Information supplied —
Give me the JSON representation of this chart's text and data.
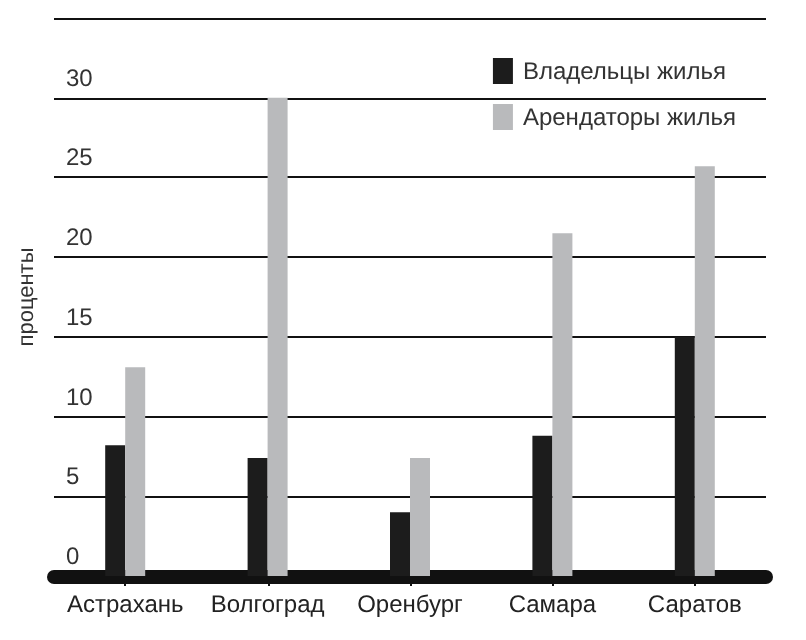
{
  "chart_data": {
    "type": "bar",
    "ylabel": "проценты",
    "categories": [
      "Астрахань",
      "Волгоград",
      "Оренбург",
      "Самара",
      "Саратов"
    ],
    "series": [
      {
        "name": "Владельцы жилья",
        "color": "#1c1c1c",
        "values": [
          8.2,
          7.4,
          4.0,
          8.8,
          15.0
        ]
      },
      {
        "name": "Арендаторы жилья",
        "color": "#b9babc",
        "values": [
          13.1,
          30.0,
          7.4,
          21.5,
          25.7
        ]
      }
    ],
    "ylim": [
      0,
      35
    ],
    "yticks": [
      0,
      5,
      10,
      15,
      20,
      25,
      30,
      {
        "value": 35,
        "label": null
      }
    ],
    "grid": "y",
    "legend": "top right"
  }
}
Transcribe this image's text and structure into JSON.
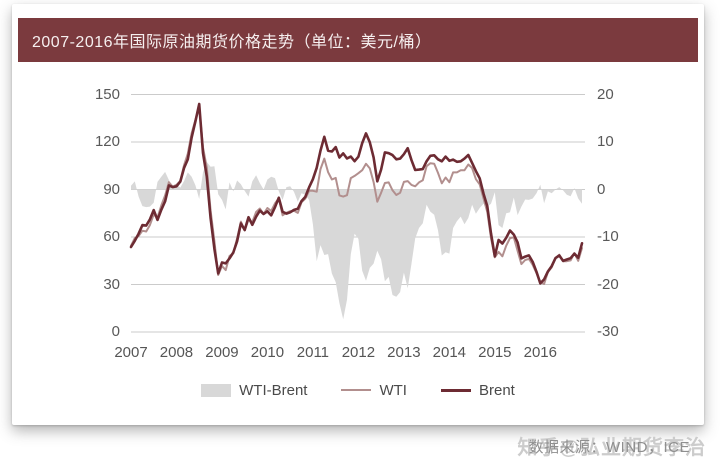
{
  "header": {
    "title": "2007-2016年国际原油期货价格走势（单位：美元/桶）",
    "bg_color": "#7b3a3e",
    "text_color": "#f6efef"
  },
  "chart_data": {
    "type": "line",
    "title": "2007-2016年国际原油期货价格走势",
    "unit": "美元/桶",
    "x_start_year": 2007,
    "x_interval": "monthly",
    "x_tick_labels": [
      "2007",
      "2008",
      "2009",
      "2010",
      "2011",
      "2012",
      "2013",
      "2014",
      "2015",
      "2016"
    ],
    "left_axis": {
      "ticks": [
        0,
        30,
        60,
        90,
        120,
        150
      ],
      "range": [
        0,
        150
      ]
    },
    "right_axis": {
      "ticks": [
        -30,
        -20,
        -10,
        0,
        10,
        20
      ],
      "range": [
        -30,
        20
      ]
    },
    "grid": true,
    "legend_position": "bottom",
    "colors": {
      "area": "#d8d8d8",
      "wti": "#b28f8e",
      "brent": "#6d2b33",
      "gridline": "#cbcbcb"
    },
    "series": [
      {
        "name": "WTI-Brent",
        "type": "area",
        "axis": "right",
        "color": "#d8d8d8",
        "note": "spread computed as WTI minus Brent, plotted against right axis"
      },
      {
        "name": "WTI",
        "type": "line",
        "axis": "left",
        "color": "#b28f8e",
        "values": [
          54.5,
          59.3,
          60.6,
          64.0,
          63.5,
          67.5,
          74.2,
          72.4,
          79.9,
          86.2,
          94.6,
          91.7,
          93.0,
          95.4,
          105.5,
          112.6,
          125.4,
          133.9,
          142.0,
          116.6,
          103.9,
          76.7,
          57.4,
          36.0,
          41.7,
          39.1,
          48.0,
          49.8,
          59.2,
          69.7,
          64.1,
          71.0,
          69.4,
          75.8,
          78.0,
          74.5,
          78.3,
          76.4,
          81.2,
          84.4,
          73.7,
          75.3,
          76.3,
          76.6,
          75.2,
          81.9,
          84.2,
          89.2,
          89.2,
          88.6,
          102.9,
          109.5,
          100.9,
          96.3,
          97.3,
          86.3,
          85.5,
          86.4,
          97.2,
          98.6,
          100.3,
          102.2,
          106.2,
          103.3,
          94.7,
          82.3,
          87.9,
          94.1,
          94.5,
          89.5,
          86.5,
          87.9,
          94.8,
          95.3,
          92.9,
          92.0,
          94.5,
          95.8,
          104.7,
          106.6,
          106.3,
          100.5,
          93.9,
          97.6,
          94.6,
          100.8,
          100.8,
          102.1,
          102.2,
          105.8,
          103.6,
          96.5,
          93.2,
          84.4,
          75.8,
          59.3,
          47.2,
          50.6,
          47.8,
          54.5,
          59.3,
          59.8,
          51.2,
          42.9,
          45.5,
          46.2,
          42.4,
          37.2,
          31.7,
          30.3,
          37.8,
          40.8,
          46.7,
          48.8,
          44.7,
          44.7,
          45.2,
          49.8,
          45.0,
          53.0
        ]
      },
      {
        "name": "Brent",
        "type": "line",
        "axis": "left",
        "color": "#6d2b33",
        "values": [
          53.7,
          57.6,
          62.1,
          67.5,
          67.2,
          71.1,
          77.0,
          70.8,
          77.2,
          82.5,
          92.6,
          91.5,
          92.0,
          95.0,
          103.7,
          109.0,
          122.7,
          133.0,
          144.0,
          113.0,
          98.1,
          71.9,
          52.5,
          37.0,
          43.9,
          43.3,
          46.5,
          50.2,
          57.3,
          68.6,
          64.4,
          72.5,
          67.7,
          72.8,
          76.7,
          74.5,
          76.2,
          73.7,
          78.8,
          84.8,
          75.9,
          74.8,
          75.6,
          77.1,
          77.8,
          82.7,
          85.3,
          91.4,
          96.5,
          103.7,
          114.6,
          123.3,
          114.5,
          114.0,
          116.8,
          110.2,
          112.8,
          109.6,
          110.8,
          107.9,
          110.7,
          119.3,
          125.4,
          119.8,
          110.3,
          95.2,
          102.6,
          113.4,
          112.9,
          111.7,
          109.1,
          109.5,
          112.3,
          116.1,
          108.5,
          102.3,
          102.6,
          102.9,
          107.9,
          111.3,
          111.6,
          109.1,
          107.8,
          110.8,
          108.1,
          108.9,
          107.5,
          107.8,
          109.5,
          111.8,
          106.8,
          101.6,
          97.1,
          87.4,
          79.4,
          62.3,
          47.8,
          58.1,
          55.9,
          59.5,
          64.1,
          61.5,
          56.6,
          46.5,
          47.6,
          48.4,
          44.3,
          38.0,
          30.7,
          33.2,
          38.2,
          41.6,
          46.7,
          48.3,
          44.9,
          45.8,
          46.6,
          49.5,
          46.9,
          56.0
        ]
      }
    ],
    "legend": [
      "WTI-Brent",
      "WTI",
      "Brent"
    ]
  },
  "watermark": {
    "zhihu": "知乎@弘业期货李治",
    "source": "数据来源：WIND，ICE"
  }
}
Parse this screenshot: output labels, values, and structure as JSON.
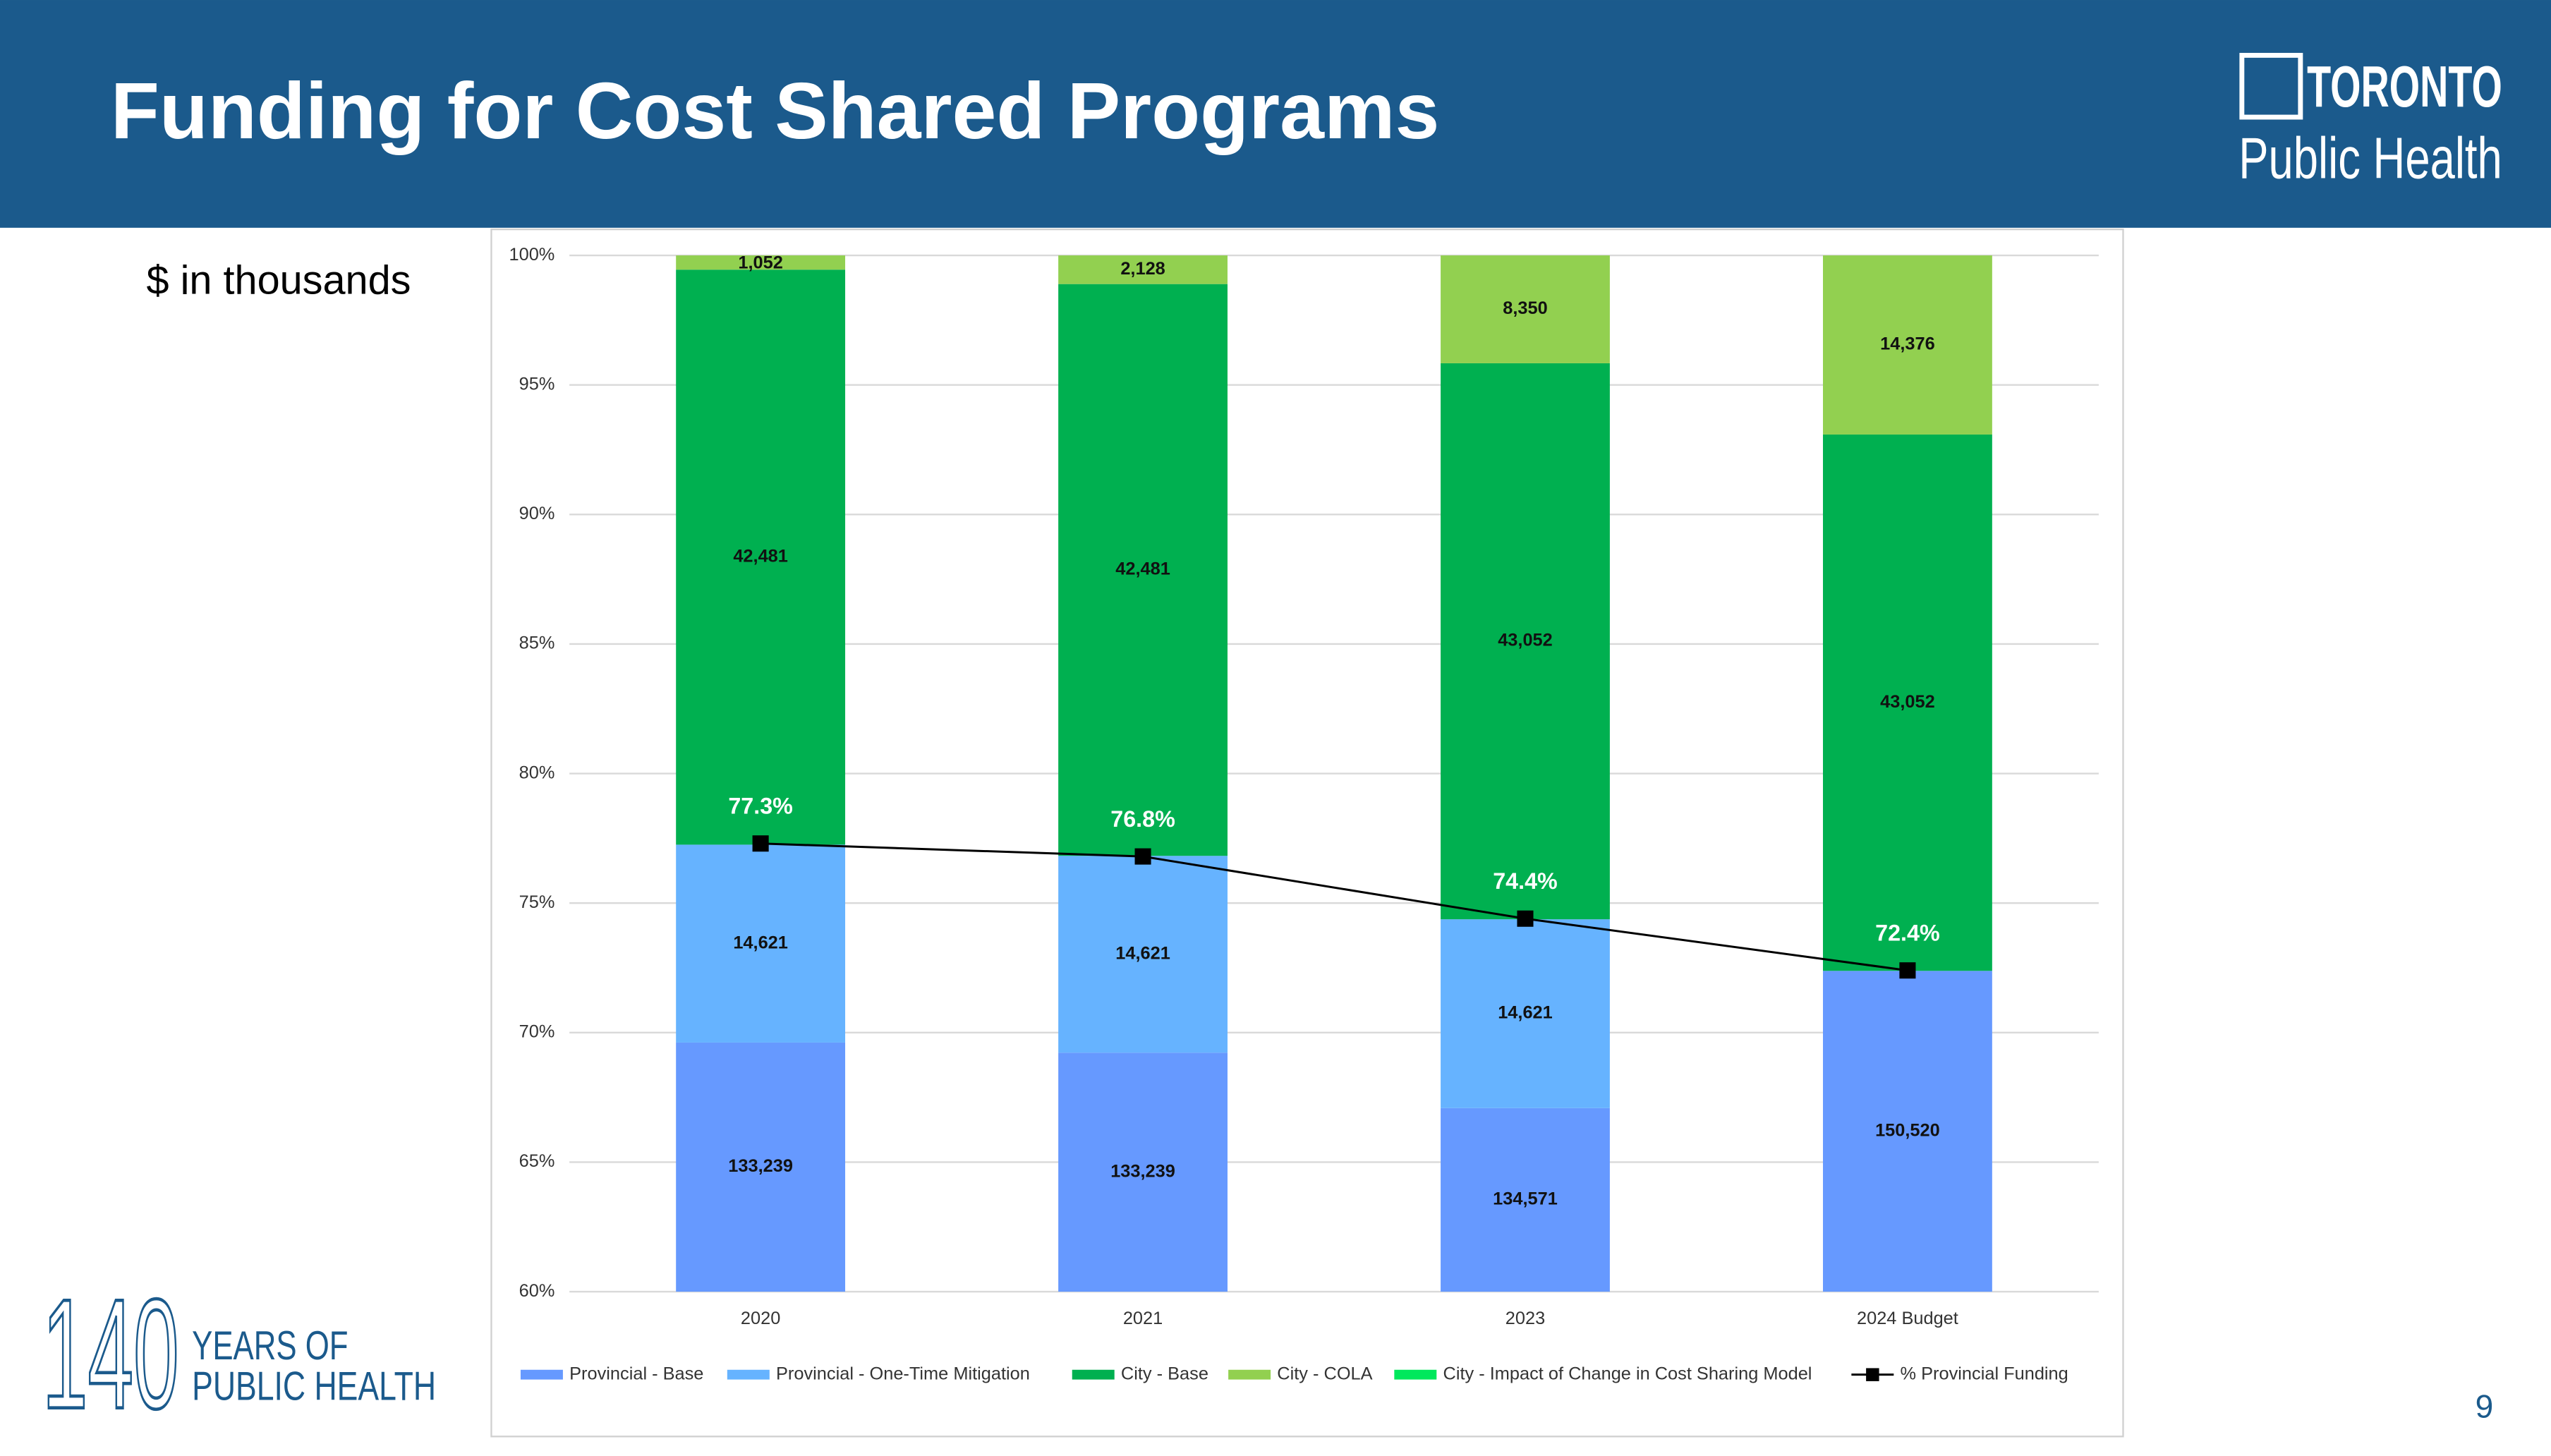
{
  "header": {
    "title": "Funding for Cost Shared Programs",
    "logo": [
      "TORONTO",
      "Public Health"
    ]
  },
  "subtitle": "$ in thousands",
  "chart_data": {
    "type": "bar",
    "stacking": "percent",
    "categories": [
      "2020",
      "2021",
      "2023",
      "2024 Budget"
    ],
    "series": [
      {
        "name": "Provincial - Base",
        "color": "#6699ff",
        "values": [
          133239,
          133239,
          134571,
          150520
        ],
        "value_labels": [
          "133,239",
          "133,239",
          "134,571",
          "150,520"
        ]
      },
      {
        "name": "Provincial - One-Time Mitigation",
        "color": "#66b3ff",
        "values": [
          14621,
          14621,
          14621,
          0
        ],
        "value_labels": [
          "14,621",
          "14,621",
          "14,621",
          null
        ]
      },
      {
        "name": "City - Base",
        "color": "#00b050",
        "values": [
          42481,
          42481,
          43052,
          43052
        ],
        "value_labels": [
          "42,481",
          "42,481",
          "43,052",
          "43,052"
        ]
      },
      {
        "name": "City - COLA",
        "color": "#92d050",
        "values": [
          1052,
          2128,
          8350,
          14376
        ],
        "value_labels": [
          "1,052",
          "2,128",
          "8,350",
          "14,376"
        ]
      },
      {
        "name": "City - Impact of Change in Cost Sharing Model",
        "color": "#00e85c",
        "values": [
          0,
          0,
          0,
          0
        ]
      },
      {
        "name": "% Provincial Funding",
        "type": "line",
        "color": "#000000",
        "values": [
          77.3,
          76.8,
          74.4,
          72.4
        ],
        "value_labels": [
          "77.3%",
          "76.8%",
          "74.4%",
          "72.4%"
        ]
      }
    ],
    "ylim": [
      60,
      100
    ],
    "yticks": [
      {
        "value": 60,
        "label": "60%"
      },
      {
        "value": 65,
        "label": "65%"
      },
      {
        "value": 70,
        "label": "70%"
      },
      {
        "value": 75,
        "label": "75%"
      },
      {
        "value": 80,
        "label": "80%"
      },
      {
        "value": 85,
        "label": "85%"
      },
      {
        "value": 90,
        "label": "90%"
      },
      {
        "value": 95,
        "label": "95%"
      },
      {
        "value": 100,
        "label": "100%"
      }
    ],
    "grid": true,
    "legend": "bottom"
  },
  "footer": {
    "badge_number": "140",
    "badge_text": [
      "YEARS OF",
      "PUBLIC HEALTH"
    ],
    "page_number": "9"
  }
}
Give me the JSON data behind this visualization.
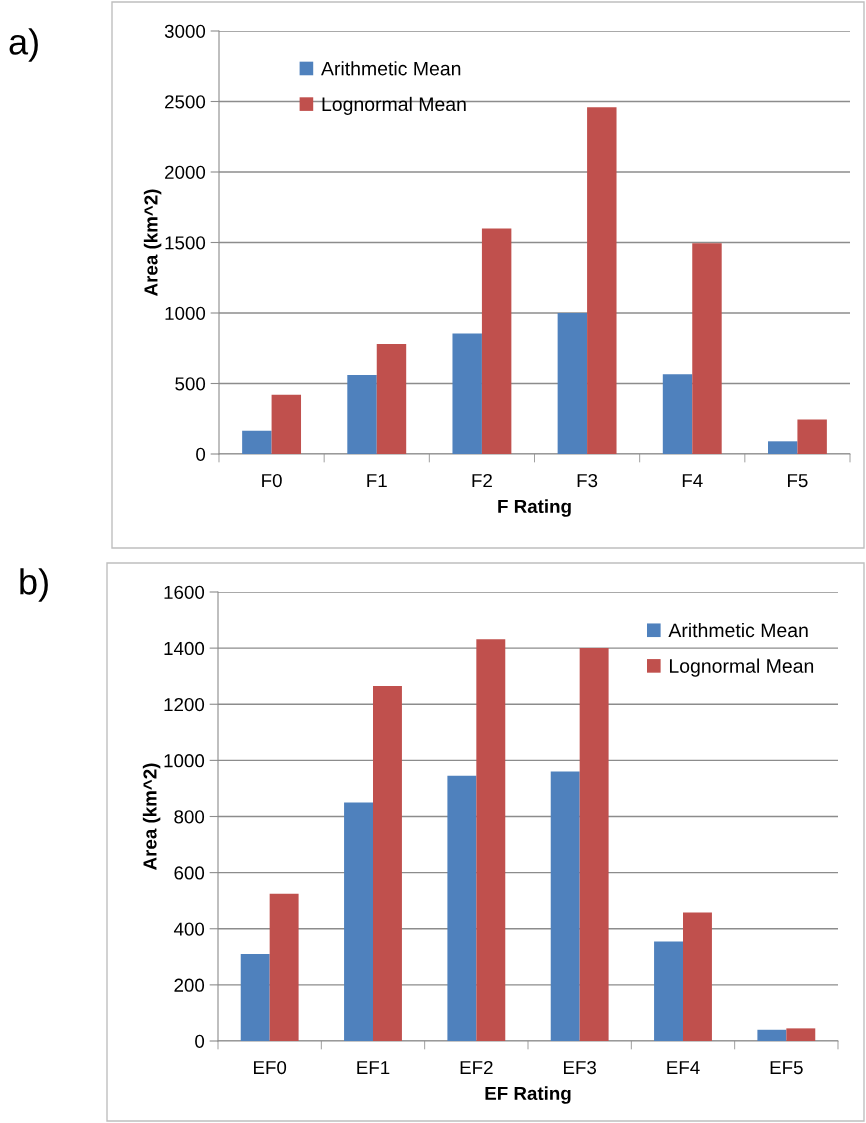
{
  "chart_data": [
    {
      "type": "bar",
      "xlabel": "F Rating",
      "ylabel": "Area (km^2)",
      "annotations": [
        "a)"
      ],
      "categories": [
        "F0",
        "F1",
        "F2",
        "F3",
        "F4",
        "F5"
      ],
      "series": [
        {
          "name": "Arithmetic Mean",
          "color": "#4f81bd",
          "values": [
            165,
            560,
            855,
            1000,
            565,
            90
          ]
        },
        {
          "name": "Lognormal Mean",
          "color": "#c0504d",
          "values": [
            420,
            780,
            1600,
            2460,
            1495,
            245
          ]
        }
      ],
      "ylim": [
        0,
        3000
      ],
      "yticks": [
        0,
        500,
        1000,
        1500,
        2000,
        2500,
        3000
      ],
      "grid": "y",
      "legend": "top left"
    },
    {
      "type": "bar",
      "xlabel": "EF Rating",
      "ylabel": "Area (km^2)",
      "annotations": [
        "b)"
      ],
      "categories": [
        "EF0",
        "EF1",
        "EF2",
        "EF3",
        "EF4",
        "EF5"
      ],
      "series": [
        {
          "name": "Arithmetic Mean",
          "color": "#4f81bd",
          "values": [
            310,
            850,
            945,
            960,
            355,
            40
          ]
        },
        {
          "name": "Lognormal Mean",
          "color": "#c0504d",
          "values": [
            525,
            1265,
            1432,
            1400,
            458,
            45
          ]
        }
      ],
      "ylim": [
        0,
        1600
      ],
      "yticks": [
        0,
        200,
        400,
        600,
        800,
        1000,
        1200,
        1400,
        1600
      ],
      "grid": "y",
      "legend": "top right"
    }
  ]
}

Your objective —
Pull out and copy each line containing the string "JSON".

Full solution —
Give me the JSON representation of this chart's text and data.
Transcribe this image's text and structure into JSON.
Parse this screenshot: output labels, values, and structure as JSON.
Give me the JSON data behind this visualization.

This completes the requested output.